◆ **Source records**
────────────────
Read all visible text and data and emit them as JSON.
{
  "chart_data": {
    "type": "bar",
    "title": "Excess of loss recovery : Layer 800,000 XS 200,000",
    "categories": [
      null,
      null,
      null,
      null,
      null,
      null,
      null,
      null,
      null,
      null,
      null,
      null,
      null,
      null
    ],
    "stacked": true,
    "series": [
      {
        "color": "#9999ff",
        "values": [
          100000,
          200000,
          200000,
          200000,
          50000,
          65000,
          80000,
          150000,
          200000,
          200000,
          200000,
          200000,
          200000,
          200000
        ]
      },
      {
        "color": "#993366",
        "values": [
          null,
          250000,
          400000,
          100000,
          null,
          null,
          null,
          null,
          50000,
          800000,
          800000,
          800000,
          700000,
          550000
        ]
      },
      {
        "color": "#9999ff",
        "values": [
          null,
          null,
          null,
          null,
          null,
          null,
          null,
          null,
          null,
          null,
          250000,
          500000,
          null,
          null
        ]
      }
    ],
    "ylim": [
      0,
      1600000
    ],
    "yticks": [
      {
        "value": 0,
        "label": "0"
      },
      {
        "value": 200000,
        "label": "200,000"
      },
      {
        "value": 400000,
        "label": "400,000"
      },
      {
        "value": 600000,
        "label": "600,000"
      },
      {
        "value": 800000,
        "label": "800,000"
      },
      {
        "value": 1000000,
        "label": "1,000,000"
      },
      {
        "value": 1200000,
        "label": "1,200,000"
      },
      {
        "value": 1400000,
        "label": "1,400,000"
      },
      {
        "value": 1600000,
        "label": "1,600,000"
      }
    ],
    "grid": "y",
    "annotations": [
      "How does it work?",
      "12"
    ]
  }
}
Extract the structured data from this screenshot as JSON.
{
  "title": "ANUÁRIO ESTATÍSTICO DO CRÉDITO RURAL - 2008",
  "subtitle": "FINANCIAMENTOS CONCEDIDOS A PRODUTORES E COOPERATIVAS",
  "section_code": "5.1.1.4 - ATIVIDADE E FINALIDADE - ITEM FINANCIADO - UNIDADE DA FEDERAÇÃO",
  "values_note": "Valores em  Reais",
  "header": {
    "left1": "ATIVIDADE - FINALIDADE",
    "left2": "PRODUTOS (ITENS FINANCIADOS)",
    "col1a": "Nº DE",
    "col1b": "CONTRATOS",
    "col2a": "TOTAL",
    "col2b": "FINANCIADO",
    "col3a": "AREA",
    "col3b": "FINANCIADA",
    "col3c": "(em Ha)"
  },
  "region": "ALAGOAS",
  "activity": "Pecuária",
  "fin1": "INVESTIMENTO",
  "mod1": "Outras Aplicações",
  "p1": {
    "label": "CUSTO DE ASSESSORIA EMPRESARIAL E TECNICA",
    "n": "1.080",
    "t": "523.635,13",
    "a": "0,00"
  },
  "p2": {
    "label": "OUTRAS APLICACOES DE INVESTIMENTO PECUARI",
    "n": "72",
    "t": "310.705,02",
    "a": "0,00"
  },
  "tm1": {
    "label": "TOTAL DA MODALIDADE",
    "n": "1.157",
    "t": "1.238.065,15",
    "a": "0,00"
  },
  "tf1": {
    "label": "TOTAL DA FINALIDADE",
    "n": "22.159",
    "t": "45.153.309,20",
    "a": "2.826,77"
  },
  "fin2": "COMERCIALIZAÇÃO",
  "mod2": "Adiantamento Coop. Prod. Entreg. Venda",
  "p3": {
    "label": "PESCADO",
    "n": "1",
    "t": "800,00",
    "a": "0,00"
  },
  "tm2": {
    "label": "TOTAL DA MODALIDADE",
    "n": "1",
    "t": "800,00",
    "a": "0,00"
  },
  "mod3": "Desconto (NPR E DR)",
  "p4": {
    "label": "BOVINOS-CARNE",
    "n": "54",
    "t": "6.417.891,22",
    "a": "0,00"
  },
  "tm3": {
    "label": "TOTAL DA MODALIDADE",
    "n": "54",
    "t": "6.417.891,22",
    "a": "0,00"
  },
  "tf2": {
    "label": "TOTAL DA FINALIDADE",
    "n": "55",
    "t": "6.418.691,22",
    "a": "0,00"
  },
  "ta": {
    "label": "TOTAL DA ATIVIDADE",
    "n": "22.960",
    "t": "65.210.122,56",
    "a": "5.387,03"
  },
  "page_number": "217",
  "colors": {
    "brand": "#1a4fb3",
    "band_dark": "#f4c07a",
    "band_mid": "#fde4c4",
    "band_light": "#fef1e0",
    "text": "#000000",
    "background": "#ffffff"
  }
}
────────────────
◆ **What the exercise asks**
Check the data for the word "text" and pull out the lines that have it.

◆ **Answer to the task**
Read all visible text and data and emit them as JSON.
    "text": "#000000",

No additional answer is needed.